_Information supplied:_
______________________________

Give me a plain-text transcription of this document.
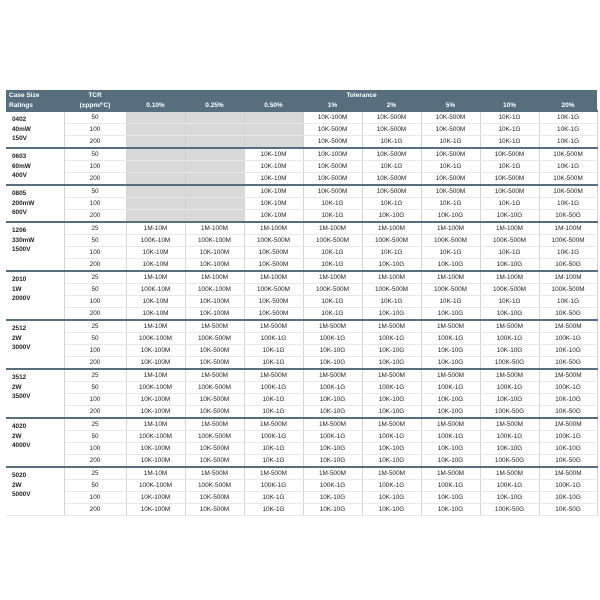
Case Size	TCR	Tolerance							
Ratings	(±ppm/°C)	0.10%	0.25%	0.50%	1%	2%	5%	10%	20%

0402
40mW
150V	50				10K-100M	10K-500M	10K-500M	10K-1G	10K-1G
	100				10K-500M	10K-500M	10K-500M	10K-1G	10K-1G
	200				10K-500M	10K-1G	10K-1G	10K-1G	10K-1G

0603
60mW
400V	50			10K-10M	10K-100M	10K-500M	10K-500M	10K-500M	10K-500M
	100			10K-10M	10K-500M	10K-1G	10K-1G	10K-1G	10K-1G
	200			10K-10M	10K-500M	10K-500M	10K-500M	10K-500M	10K-500M

0805
200mW
600V	50			10K-10M	10K-500M	10K-500M	10K-500M	10K-500M	10K-500M
	100			10K-10M	10K-1G	10K-1G	10K-1G	10K-1G	10K-1G
	200			10K-10M	10K-1G	10K-10G	10K-10G	10K-10G	10K-50G

1206
330mW
1500V	25	1M-10M	1M-100M	1M-100M	1M-100M	1M-100M	1M-100M	1M-100M	1M-100M
	50	100K-10M	100K-100M	100K-500M	100K-500M	100K-500M	100K-500M	100K-500M	100K-500M
	100	10K-10M	10K-100M	10K-500M	10K-1G	10K-1G	10K-1G	10K-1G	10K-1G
	200	10K-10M	10K-100M	10K-500M	10K-1G	10K-10G	10K-10G	10K-10G	10K-50G

2010
1W
2000V	25	1M-10M	1M-100M	1M-100M	1M-100M	1M-100M	1M-100M	1M-100M	1M-100M
	50	100K-10M	100K-100M	100K-500M	100K-500M	100K-500M	100K-500M	100K-500M	100K-500M
	100	10K-10M	10K-100M	10K-500M	10K-1G	10K-1G	10K-1G	10K-1G	10K-1G
	200	10K-10M	10K-100M	10K-500M	10K-1G	10K-10G	10K-10G	10K-10G	10K-50G

2512
2W
3000V	25	1M-10M	1M-500M	1M-500M	1M-500M	1M-500M	1M-500M	1M-500M	1M-500M
	50	100K-100M	100K-500M	100K-1G	100K-1G	100K-1G	100K-1G	100K-1G	100K-1G
	100	10K-100M	10K-500M	10K-1G	10K-10G	10K-10G	10K-10G	10K-10G	10K-10G
	200	10K-100M	10K-500M	10K-1G	10K-10G	10K-10G	10K-10G	100K-50G	10K-50G

3512
2W
3500V	25	1M-10M	1M-500M	1M-500M	1M-500M	1M-500M	1M-500M	1M-500M	1M-500M
	50	100K-100M	100K-500M	100K-1G	100K-1G	100K-1G	100K-1G	100K-1G	100K-1G
	100	10K-100M	10K-500M	10K-1G	10K-10G	10K-10G	10K-10G	10K-10G	10K-10G
	200	10K-100M	10K-500M	10K-1G	10K-10G	10K-10G	10K-10G	100K-50G	10K-50G

4020
2W
4000V	25	1M-10M	1M-500M	1M-500M	1M-500M	1M-500M	1M-500M	1M-500M	1M-500M
	50	100K-100M	100K-500M	100K-1G	100K-1G	100K-1G	100K-1G	100K-1G	100K-1G
	100	10K-100M	10K-500M	10K-1G	10K-10G	10K-10G	10K-10G	10K-10G	10K-10G
	200	10K-100M	10K-500M	10K-1G	10K-10G	10K-10G	10K-10G	100K-50G	10K-50G

5020
2W
5000V	25	1M-10M	1M-500M	1M-500M	1M-500M	1M-500M	1M-500M	1M-500M	1M-500M
	50	100K-100M	100K-500M	100K-1G	100K-1G	100K-1G	100K-1G	100K-1G	100K-1G
	100	10K-100M	10K-500M	10K-1G	10K-10G	10K-10G	10K-10G	10K-10G	10K-10G
	200	10K-100M	10K-500M	10K-1G	10K-10G	10K-10G	10K-10G	100K-50G	10K-50G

______________________________

_Exercise aim:_ Reproduce every record word for word. The copy must contain no pictures.

_Written reply:_
Give me a plain-text transcription of this document.
Case Size	TCR	Tolerance							
Ratings	(±ppm/°C)	0.10%	0.25%	0.50%	1%	2%	5%	10%	20%

0402
40mW
150V	50				10K-100M	10K-500M	10K-500M	10K-1G	10K-1G
	100				10K-500M	10K-500M	10K-500M	10K-1G	10K-1G
	200				10K-500M	10K-1G	10K-1G	10K-1G	10K-1G

0603
60mW
400V	50			10K-10M	10K-100M	10K-500M	10K-500M	10K-500M	10K-500M
	100			10K-10M	10K-500M	10K-1G	10K-1G	10K-1G	10K-1G
	200			10K-10M	10K-500M	10K-500M	10K-500M	10K-500M	10K-500M

0805
200mW
600V	50			10K-10M	10K-500M	10K-500M	10K-500M	10K-500M	10K-500M
	100			10K-10M	10K-1G	10K-1G	10K-1G	10K-1G	10K-1G
	200			10K-10M	10K-1G	10K-10G	10K-10G	10K-10G	10K-50G

1206
330mW
1500V	25	1M-10M	1M-100M	1M-100M	1M-100M	1M-100M	1M-100M	1M-100M	1M-100M
	50	100K-10M	100K-100M	100K-500M	100K-500M	100K-500M	100K-500M	100K-500M	100K-500M
	100	10K-10M	10K-100M	10K-500M	10K-1G	10K-1G	10K-1G	10K-1G	10K-1G
	200	10K-10M	10K-100M	10K-500M	10K-1G	10K-10G	10K-10G	10K-10G	10K-50G

2010
1W
2000V	25	1M-10M	1M-100M	1M-100M	1M-100M	1M-100M	1M-100M	1M-100M	1M-100M
	50	100K-10M	100K-100M	100K-500M	100K-500M	100K-500M	100K-500M	100K-500M	100K-500M
	100	10K-10M	10K-100M	10K-500M	10K-1G	10K-1G	10K-1G	10K-1G	10K-1G
	200	10K-10M	10K-100M	10K-500M	10K-1G	10K-10G	10K-10G	10K-10G	10K-50G

2512
2W
3000V	25	1M-10M	1M-500M	1M-500M	1M-500M	1M-500M	1M-500M	1M-500M	1M-500M
	50	100K-100M	100K-500M	100K-1G	100K-1G	100K-1G	100K-1G	100K-1G	100K-1G
	100	10K-100M	10K-500M	10K-1G	10K-10G	10K-10G	10K-10G	10K-10G	10K-10G
	200	10K-100M	10K-500M	10K-1G	10K-10G	10K-10G	10K-10G	100K-50G	10K-50G

3512
2W
3500V	25	1M-10M	1M-500M	1M-500M	1M-500M	1M-500M	1M-500M	1M-500M	1M-500M
	50	100K-100M	100K-500M	100K-1G	100K-1G	100K-1G	100K-1G	100K-1G	100K-1G
	100	10K-100M	10K-500M	10K-1G	10K-10G	10K-10G	10K-10G	10K-10G	10K-10G
	200	10K-100M	10K-500M	10K-1G	10K-10G	10K-10G	10K-10G	100K-50G	10K-50G

4020
2W
4000V	25	1M-10M	1M-500M	1M-500M	1M-500M	1M-500M	1M-500M	1M-500M	1M-500M
	50	100K-100M	100K-500M	100K-1G	100K-1G	100K-1G	100K-1G	100K-1G	100K-1G
	100	10K-100M	10K-500M	10K-1G	10K-10G	10K-10G	10K-10G	10K-10G	10K-10G
	200	10K-100M	10K-500M	10K-1G	10K-10G	10K-10G	10K-10G	100K-50G	10K-50G

5020
2W
5000V	25	1M-10M	1M-500M	1M-500M	1M-500M	1M-500M	1M-500M	1M-500M	1M-500M
	50	100K-100M	100K-500M	100K-1G	100K-1G	100K-1G	100K-1G	100K-1G	100K-1G
	100	10K-100M	10K-500M	10K-1G	10K-10G	10K-10G	10K-10G	10K-10G	10K-10G
	200	10K-100M	10K-500M	10K-1G	10K-10G	10K-10G	10K-10G	100K-50G	10K-50G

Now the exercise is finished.